Dataset listings of figures:
— Start —

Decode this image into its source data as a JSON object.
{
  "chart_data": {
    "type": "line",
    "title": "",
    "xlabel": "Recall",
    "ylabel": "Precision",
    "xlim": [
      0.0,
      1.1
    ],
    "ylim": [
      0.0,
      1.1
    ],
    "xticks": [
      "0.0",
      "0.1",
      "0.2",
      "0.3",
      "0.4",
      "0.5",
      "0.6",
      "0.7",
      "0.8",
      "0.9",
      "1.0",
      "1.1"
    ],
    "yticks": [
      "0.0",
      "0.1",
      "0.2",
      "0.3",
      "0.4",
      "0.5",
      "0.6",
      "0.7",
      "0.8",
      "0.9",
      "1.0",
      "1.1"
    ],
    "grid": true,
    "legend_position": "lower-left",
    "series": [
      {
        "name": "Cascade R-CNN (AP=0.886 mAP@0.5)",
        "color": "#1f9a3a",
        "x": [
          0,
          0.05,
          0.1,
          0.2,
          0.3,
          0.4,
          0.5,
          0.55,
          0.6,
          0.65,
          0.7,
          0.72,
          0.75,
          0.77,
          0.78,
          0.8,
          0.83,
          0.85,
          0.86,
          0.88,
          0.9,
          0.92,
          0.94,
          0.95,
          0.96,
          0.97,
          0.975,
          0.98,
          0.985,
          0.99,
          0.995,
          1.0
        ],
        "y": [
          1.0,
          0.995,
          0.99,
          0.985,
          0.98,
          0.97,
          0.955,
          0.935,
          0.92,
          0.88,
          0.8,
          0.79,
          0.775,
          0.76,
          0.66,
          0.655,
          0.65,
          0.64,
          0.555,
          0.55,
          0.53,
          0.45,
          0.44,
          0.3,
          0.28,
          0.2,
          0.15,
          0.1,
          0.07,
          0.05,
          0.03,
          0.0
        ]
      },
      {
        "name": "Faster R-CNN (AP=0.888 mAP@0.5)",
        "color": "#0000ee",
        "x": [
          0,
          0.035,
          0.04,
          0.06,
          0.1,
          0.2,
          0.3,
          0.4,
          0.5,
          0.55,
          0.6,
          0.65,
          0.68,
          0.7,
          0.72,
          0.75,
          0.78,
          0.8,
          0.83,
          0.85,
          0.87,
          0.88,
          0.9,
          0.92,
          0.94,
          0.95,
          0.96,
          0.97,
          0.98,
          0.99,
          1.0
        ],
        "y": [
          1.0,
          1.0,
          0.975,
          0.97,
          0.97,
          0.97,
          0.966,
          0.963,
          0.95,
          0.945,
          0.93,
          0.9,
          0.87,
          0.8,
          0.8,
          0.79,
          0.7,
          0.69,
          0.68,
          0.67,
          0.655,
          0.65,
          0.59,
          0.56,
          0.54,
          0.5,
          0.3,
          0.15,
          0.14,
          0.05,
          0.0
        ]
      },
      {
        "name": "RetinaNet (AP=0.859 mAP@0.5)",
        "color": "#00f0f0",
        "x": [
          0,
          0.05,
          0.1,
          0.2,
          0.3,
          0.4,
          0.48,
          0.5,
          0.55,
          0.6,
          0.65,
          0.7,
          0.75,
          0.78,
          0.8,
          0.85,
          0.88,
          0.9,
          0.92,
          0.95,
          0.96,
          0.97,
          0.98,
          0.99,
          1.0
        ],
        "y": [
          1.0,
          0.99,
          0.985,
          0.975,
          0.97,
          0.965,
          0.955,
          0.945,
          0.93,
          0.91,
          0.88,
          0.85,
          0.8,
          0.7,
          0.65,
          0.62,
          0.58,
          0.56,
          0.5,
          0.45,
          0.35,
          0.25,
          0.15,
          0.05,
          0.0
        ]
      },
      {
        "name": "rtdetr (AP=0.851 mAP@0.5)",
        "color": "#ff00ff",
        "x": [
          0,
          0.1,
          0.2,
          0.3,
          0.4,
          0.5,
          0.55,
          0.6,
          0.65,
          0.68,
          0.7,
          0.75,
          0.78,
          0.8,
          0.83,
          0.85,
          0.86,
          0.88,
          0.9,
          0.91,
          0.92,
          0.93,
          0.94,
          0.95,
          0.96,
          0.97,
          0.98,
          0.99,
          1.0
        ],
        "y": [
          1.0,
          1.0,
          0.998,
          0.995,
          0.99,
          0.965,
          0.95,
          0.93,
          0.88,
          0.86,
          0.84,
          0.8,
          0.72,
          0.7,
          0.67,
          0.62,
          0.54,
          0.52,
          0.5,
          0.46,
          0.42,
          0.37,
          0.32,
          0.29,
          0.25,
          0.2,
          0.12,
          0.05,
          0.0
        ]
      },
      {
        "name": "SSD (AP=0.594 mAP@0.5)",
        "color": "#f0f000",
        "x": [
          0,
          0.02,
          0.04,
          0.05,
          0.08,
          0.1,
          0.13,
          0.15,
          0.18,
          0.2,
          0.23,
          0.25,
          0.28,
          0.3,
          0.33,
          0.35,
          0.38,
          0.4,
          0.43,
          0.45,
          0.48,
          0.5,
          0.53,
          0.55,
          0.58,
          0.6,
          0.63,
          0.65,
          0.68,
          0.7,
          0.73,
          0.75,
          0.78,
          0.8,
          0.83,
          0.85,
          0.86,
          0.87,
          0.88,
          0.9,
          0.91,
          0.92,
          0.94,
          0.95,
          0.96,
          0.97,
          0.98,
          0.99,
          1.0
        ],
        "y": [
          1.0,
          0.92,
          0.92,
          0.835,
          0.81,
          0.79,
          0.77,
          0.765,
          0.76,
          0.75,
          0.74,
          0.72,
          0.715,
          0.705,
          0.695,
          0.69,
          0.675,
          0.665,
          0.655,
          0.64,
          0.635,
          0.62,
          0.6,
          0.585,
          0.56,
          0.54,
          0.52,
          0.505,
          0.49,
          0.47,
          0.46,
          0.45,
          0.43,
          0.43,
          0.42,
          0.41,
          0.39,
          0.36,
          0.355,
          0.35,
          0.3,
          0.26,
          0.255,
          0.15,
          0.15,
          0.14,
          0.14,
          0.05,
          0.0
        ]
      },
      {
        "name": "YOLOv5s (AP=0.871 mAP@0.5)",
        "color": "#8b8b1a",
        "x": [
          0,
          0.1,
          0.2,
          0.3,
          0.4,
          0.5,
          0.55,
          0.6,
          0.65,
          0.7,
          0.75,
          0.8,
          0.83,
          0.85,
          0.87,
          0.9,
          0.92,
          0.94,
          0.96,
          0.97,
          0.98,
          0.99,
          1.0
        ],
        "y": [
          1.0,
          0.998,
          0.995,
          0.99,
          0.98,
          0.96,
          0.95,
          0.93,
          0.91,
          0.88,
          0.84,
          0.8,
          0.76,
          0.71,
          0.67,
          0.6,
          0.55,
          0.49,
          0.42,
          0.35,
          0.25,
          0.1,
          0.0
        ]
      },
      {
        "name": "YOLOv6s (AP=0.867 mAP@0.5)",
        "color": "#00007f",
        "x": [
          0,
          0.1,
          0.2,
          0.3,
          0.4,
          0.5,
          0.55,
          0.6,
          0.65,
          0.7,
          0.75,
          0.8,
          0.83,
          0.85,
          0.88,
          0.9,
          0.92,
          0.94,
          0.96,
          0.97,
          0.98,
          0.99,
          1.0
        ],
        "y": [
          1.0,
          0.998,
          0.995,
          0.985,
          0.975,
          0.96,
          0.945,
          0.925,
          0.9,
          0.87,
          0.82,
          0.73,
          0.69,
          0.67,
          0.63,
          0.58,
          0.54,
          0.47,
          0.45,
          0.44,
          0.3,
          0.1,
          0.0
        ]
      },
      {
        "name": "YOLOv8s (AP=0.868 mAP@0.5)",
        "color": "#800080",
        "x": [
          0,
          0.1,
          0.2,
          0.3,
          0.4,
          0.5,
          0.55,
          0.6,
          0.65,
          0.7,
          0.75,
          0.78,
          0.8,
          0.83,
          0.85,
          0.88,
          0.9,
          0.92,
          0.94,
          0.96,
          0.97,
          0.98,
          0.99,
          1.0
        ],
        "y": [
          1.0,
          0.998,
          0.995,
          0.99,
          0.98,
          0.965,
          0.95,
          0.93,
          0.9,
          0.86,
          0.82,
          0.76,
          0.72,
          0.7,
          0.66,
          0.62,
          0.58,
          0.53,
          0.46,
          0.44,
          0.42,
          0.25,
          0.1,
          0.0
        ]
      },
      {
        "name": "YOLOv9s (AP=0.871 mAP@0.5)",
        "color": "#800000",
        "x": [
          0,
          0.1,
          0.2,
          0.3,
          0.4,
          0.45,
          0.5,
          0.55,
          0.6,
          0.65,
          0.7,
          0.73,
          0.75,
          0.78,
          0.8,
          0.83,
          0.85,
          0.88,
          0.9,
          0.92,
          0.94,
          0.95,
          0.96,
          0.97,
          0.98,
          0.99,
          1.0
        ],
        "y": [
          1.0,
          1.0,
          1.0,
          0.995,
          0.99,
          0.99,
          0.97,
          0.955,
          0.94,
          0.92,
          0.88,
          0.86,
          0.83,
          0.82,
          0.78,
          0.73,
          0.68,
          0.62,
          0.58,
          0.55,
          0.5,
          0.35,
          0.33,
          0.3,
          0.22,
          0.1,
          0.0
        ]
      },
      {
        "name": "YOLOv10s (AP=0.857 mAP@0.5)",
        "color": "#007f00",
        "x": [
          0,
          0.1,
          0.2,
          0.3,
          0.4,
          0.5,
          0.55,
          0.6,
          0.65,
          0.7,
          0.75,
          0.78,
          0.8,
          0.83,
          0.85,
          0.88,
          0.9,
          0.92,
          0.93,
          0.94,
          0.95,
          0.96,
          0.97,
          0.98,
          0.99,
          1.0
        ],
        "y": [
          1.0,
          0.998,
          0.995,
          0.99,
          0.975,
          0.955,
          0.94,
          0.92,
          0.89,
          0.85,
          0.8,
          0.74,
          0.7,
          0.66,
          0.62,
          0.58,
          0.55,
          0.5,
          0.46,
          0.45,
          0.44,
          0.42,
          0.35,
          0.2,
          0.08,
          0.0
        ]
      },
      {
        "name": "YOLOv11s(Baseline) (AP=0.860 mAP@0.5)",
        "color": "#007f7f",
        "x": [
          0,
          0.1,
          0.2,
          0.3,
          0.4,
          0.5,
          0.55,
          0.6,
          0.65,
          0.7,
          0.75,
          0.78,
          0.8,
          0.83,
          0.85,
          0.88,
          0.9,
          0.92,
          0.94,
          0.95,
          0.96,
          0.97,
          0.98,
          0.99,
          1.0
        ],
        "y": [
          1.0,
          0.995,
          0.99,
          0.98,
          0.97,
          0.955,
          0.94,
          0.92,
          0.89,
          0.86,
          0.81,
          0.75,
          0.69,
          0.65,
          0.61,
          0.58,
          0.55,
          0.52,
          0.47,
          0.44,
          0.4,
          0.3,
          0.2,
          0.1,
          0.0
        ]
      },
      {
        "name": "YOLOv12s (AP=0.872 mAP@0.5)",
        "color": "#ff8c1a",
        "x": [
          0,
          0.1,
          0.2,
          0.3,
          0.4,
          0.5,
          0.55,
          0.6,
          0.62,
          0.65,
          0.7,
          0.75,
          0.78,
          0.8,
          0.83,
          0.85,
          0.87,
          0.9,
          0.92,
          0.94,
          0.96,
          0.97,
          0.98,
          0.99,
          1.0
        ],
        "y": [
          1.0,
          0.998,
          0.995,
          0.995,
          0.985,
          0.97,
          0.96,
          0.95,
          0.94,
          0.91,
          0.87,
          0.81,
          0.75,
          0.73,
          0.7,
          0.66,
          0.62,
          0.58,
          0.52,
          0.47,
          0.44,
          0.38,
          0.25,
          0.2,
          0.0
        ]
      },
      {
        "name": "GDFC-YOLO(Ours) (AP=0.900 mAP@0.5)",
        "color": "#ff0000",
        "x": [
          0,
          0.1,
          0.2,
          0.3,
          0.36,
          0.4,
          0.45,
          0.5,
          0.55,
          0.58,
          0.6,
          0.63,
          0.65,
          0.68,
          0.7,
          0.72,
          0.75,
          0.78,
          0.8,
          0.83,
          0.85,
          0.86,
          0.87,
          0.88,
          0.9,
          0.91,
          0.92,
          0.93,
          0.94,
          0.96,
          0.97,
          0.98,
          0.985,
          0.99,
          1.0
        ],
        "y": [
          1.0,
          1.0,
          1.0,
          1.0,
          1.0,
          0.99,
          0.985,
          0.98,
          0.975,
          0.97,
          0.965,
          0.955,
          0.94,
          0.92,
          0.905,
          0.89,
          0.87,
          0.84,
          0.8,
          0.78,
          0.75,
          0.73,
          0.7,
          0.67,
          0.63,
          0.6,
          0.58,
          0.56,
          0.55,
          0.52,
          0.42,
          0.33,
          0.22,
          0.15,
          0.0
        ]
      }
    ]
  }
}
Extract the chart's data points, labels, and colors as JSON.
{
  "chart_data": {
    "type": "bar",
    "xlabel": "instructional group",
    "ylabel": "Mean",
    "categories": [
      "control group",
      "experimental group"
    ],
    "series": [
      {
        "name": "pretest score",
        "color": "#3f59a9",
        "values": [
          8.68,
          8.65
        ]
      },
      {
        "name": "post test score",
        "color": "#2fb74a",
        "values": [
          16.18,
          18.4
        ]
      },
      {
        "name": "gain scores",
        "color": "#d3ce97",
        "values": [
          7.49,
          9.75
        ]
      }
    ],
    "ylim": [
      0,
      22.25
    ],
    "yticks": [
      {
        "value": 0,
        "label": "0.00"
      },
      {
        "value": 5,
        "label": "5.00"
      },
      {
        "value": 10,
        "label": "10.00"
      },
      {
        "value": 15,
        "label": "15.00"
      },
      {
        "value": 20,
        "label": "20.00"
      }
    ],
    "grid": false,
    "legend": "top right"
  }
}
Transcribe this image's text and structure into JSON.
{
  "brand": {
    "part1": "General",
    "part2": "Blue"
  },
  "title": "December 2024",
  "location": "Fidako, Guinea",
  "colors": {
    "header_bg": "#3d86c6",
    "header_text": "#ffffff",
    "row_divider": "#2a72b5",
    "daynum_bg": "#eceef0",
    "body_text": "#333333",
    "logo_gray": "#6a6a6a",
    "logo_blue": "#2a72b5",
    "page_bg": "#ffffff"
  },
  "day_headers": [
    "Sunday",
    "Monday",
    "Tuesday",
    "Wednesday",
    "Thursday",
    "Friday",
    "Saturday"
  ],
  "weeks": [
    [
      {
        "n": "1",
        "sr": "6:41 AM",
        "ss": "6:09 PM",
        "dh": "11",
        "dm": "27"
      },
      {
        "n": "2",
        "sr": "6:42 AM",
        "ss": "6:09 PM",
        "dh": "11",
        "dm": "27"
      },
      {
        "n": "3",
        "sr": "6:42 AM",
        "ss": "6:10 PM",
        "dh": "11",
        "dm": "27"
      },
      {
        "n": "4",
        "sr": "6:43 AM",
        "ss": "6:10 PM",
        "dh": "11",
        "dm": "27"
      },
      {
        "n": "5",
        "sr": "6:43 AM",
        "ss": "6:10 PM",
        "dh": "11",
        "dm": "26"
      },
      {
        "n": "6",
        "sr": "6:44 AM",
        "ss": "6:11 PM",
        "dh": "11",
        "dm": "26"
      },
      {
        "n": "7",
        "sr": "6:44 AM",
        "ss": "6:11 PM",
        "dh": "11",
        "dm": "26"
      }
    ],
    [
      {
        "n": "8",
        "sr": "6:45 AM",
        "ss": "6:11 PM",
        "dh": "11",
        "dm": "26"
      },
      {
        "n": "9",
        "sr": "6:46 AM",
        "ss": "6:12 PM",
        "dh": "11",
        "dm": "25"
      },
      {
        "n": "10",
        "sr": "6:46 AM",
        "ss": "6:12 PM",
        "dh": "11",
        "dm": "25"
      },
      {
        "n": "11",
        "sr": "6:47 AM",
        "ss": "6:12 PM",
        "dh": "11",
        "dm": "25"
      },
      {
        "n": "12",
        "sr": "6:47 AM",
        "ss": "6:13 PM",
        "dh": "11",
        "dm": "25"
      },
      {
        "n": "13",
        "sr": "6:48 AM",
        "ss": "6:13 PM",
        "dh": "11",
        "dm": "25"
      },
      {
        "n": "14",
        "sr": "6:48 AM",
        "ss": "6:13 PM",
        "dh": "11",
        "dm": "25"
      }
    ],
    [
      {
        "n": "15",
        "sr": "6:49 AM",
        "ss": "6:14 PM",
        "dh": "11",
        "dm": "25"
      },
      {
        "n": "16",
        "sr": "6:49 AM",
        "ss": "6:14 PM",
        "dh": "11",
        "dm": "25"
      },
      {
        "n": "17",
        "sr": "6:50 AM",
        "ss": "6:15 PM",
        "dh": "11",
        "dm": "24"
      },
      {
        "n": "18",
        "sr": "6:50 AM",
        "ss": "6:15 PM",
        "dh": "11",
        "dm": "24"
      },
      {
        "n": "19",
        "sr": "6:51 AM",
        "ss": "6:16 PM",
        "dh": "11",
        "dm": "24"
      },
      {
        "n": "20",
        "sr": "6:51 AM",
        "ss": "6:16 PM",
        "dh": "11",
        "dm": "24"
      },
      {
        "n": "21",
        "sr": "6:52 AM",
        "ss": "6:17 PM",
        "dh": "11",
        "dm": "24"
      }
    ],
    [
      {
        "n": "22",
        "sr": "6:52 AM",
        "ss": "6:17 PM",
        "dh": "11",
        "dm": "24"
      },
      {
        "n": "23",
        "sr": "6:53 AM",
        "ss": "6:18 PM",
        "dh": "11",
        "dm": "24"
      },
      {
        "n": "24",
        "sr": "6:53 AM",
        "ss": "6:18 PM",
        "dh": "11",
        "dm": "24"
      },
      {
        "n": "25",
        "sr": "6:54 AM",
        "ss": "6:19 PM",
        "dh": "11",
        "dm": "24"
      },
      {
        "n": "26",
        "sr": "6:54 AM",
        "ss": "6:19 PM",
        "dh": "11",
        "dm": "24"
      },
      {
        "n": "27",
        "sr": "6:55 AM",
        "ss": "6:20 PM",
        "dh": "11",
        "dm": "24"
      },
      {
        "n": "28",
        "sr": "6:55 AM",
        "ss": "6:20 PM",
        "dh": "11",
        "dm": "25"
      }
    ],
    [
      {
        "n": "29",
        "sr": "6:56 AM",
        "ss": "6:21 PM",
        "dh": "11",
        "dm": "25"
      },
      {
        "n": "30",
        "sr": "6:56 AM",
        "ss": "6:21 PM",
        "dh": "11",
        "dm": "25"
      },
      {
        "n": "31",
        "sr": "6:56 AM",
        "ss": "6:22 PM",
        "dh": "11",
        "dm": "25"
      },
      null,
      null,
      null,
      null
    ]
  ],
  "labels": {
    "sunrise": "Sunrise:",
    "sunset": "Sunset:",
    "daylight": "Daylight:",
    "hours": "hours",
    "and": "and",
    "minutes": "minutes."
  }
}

— End —

◆ **Description of the task**
Only lines holding the string "labels" are wanted; gather each one from the entries above.

◆ **Output for this exercise**
Extract the chart's data points, labels, and colors as JSON.
  "labels": {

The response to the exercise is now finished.